Data shown
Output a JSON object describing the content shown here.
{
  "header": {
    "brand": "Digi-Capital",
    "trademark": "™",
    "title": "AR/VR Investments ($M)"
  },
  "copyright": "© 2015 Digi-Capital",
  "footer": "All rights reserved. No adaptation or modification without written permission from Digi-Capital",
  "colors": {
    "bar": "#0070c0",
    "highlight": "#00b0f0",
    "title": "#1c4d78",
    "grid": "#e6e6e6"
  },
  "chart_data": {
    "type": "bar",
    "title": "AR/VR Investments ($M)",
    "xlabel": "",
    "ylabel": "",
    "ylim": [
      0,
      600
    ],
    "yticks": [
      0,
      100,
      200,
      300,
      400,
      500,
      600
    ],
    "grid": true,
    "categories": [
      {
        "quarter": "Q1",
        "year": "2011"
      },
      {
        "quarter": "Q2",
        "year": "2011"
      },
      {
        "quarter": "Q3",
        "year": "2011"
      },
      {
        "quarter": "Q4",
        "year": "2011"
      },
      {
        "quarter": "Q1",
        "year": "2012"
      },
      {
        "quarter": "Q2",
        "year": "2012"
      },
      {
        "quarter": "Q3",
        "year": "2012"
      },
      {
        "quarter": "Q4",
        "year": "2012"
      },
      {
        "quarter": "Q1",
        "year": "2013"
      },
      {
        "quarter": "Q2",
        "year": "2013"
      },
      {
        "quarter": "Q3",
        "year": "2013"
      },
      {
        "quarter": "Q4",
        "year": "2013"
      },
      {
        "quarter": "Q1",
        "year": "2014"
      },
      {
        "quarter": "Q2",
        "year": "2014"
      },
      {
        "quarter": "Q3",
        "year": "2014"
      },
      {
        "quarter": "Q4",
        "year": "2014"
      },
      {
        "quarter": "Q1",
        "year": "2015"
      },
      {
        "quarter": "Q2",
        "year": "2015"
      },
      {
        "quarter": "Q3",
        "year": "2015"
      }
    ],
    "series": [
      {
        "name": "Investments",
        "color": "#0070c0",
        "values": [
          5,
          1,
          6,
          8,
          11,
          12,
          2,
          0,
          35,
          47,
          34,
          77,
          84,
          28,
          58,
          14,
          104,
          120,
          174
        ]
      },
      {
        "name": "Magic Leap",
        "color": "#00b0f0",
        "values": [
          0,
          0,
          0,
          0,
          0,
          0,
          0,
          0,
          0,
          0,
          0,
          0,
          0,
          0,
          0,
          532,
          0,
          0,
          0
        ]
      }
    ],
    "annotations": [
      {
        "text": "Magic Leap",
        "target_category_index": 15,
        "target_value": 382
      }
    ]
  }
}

Problem requirements
Restate the listing in full, word for word.

Exercise solution
Output a JSON object describing the content shown here.
{
  "header": {
    "brand": "Digi-Capital",
    "trademark": "™",
    "title": "AR/VR Investments ($M)"
  },
  "copyright": "© 2015 Digi-Capital",
  "footer": "All rights reserved. No adaptation or modification without written permission from Digi-Capital",
  "colors": {
    "bar": "#0070c0",
    "highlight": "#00b0f0",
    "title": "#1c4d78",
    "grid": "#e6e6e6"
  },
  "chart_data": {
    "type": "bar",
    "title": "AR/VR Investments ($M)",
    "xlabel": "",
    "ylabel": "",
    "ylim": [
      0,
      600
    ],
    "yticks": [
      0,
      100,
      200,
      300,
      400,
      500,
      600
    ],
    "grid": true,
    "categories": [
      {
        "quarter": "Q1",
        "year": "2011"
      },
      {
        "quarter": "Q2",
        "year": "2011"
      },
      {
        "quarter": "Q3",
        "year": "2011"
      },
      {
        "quarter": "Q4",
        "year": "2011"
      },
      {
        "quarter": "Q1",
        "year": "2012"
      },
      {
        "quarter": "Q2",
        "year": "2012"
      },
      {
        "quarter": "Q3",
        "year": "2012"
      },
      {
        "quarter": "Q4",
        "year": "2012"
      },
      {
        "quarter": "Q1",
        "year": "2013"
      },
      {
        "quarter": "Q2",
        "year": "2013"
      },
      {
        "quarter": "Q3",
        "year": "2013"
      },
      {
        "quarter": "Q4",
        "year": "2013"
      },
      {
        "quarter": "Q1",
        "year": "2014"
      },
      {
        "quarter": "Q2",
        "year": "2014"
      },
      {
        "quarter": "Q3",
        "year": "2014"
      },
      {
        "quarter": "Q4",
        "year": "2014"
      },
      {
        "quarter": "Q1",
        "year": "2015"
      },
      {
        "quarter": "Q2",
        "year": "2015"
      },
      {
        "quarter": "Q3",
        "year": "2015"
      }
    ],
    "series": [
      {
        "name": "Investments",
        "color": "#0070c0",
        "values": [
          5,
          1,
          6,
          8,
          11,
          12,
          2,
          0,
          35,
          47,
          34,
          77,
          84,
          28,
          58,
          14,
          104,
          120,
          174
        ]
      },
      {
        "name": "Magic Leap",
        "color": "#00b0f0",
        "values": [
          0,
          0,
          0,
          0,
          0,
          0,
          0,
          0,
          0,
          0,
          0,
          0,
          0,
          0,
          0,
          532,
          0,
          0,
          0
        ]
      }
    ],
    "annotations": [
      {
        "text": "Magic Leap",
        "target_category_index": 15,
        "target_value": 382
      }
    ]
  }
}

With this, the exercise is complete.